[Dataset excerpts]
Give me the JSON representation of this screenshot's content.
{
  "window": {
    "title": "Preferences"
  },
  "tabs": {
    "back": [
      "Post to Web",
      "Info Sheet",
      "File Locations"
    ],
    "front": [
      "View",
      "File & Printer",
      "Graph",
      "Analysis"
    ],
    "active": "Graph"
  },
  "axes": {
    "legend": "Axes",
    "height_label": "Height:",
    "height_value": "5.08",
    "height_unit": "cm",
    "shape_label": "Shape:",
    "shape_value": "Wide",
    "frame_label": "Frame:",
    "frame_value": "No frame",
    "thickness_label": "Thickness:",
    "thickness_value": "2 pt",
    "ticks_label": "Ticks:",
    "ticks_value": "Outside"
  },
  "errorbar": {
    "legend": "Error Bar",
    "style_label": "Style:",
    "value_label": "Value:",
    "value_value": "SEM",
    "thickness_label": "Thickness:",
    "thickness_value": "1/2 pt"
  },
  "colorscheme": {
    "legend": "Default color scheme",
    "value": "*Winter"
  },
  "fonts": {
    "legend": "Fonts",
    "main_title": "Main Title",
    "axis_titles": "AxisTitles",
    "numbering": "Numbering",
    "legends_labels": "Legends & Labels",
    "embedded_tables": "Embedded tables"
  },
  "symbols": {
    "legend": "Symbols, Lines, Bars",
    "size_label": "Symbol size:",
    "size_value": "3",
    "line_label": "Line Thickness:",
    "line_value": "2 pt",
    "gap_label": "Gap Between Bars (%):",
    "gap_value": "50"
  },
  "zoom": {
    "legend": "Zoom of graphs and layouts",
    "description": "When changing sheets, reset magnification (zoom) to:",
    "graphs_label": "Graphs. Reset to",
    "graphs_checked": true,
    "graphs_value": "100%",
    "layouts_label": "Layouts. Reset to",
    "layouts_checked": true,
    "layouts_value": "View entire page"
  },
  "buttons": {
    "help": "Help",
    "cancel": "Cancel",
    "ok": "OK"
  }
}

▸ **Goal of the exercise**: Could you reproduce every record above exactly as it appears?

▸ **Written solution**:
Give me the JSON representation of this screenshot's content.
{
  "window": {
    "title": "Preferences"
  },
  "tabs": {
    "back": [
      "Post to Web",
      "Info Sheet",
      "File Locations"
    ],
    "front": [
      "View",
      "File & Printer",
      "Graph",
      "Analysis"
    ],
    "active": "Graph"
  },
  "axes": {
    "legend": "Axes",
    "height_label": "Height:",
    "height_value": "5.08",
    "height_unit": "cm",
    "shape_label": "Shape:",
    "shape_value": "Wide",
    "frame_label": "Frame:",
    "frame_value": "No frame",
    "thickness_label": "Thickness:",
    "thickness_value": "2 pt",
    "ticks_label": "Ticks:",
    "ticks_value": "Outside"
  },
  "errorbar": {
    "legend": "Error Bar",
    "style_label": "Style:",
    "value_label": "Value:",
    "value_value": "SEM",
    "thickness_label": "Thickness:",
    "thickness_value": "1/2 pt"
  },
  "colorscheme": {
    "legend": "Default color scheme",
    "value": "*Winter"
  },
  "fonts": {
    "legend": "Fonts",
    "main_title": "Main Title",
    "axis_titles": "AxisTitles",
    "numbering": "Numbering",
    "legends_labels": "Legends & Labels",
    "embedded_tables": "Embedded tables"
  },
  "symbols": {
    "legend": "Symbols, Lines, Bars",
    "size_label": "Symbol size:",
    "size_value": "3",
    "line_label": "Line Thickness:",
    "line_value": "2 pt",
    "gap_label": "Gap Between Bars (%):",
    "gap_value": "50"
  },
  "zoom": {
    "legend": "Zoom of graphs and layouts",
    "description": "When changing sheets, reset magnification (zoom) to:",
    "graphs_label": "Graphs. Reset to",
    "graphs_checked": true,
    "graphs_value": "100%",
    "layouts_label": "Layouts. Reset to",
    "layouts_checked": true,
    "layouts_value": "View entire page"
  },
  "buttons": {
    "help": "Help",
    "cancel": "Cancel",
    "ok": "OK"
  }
}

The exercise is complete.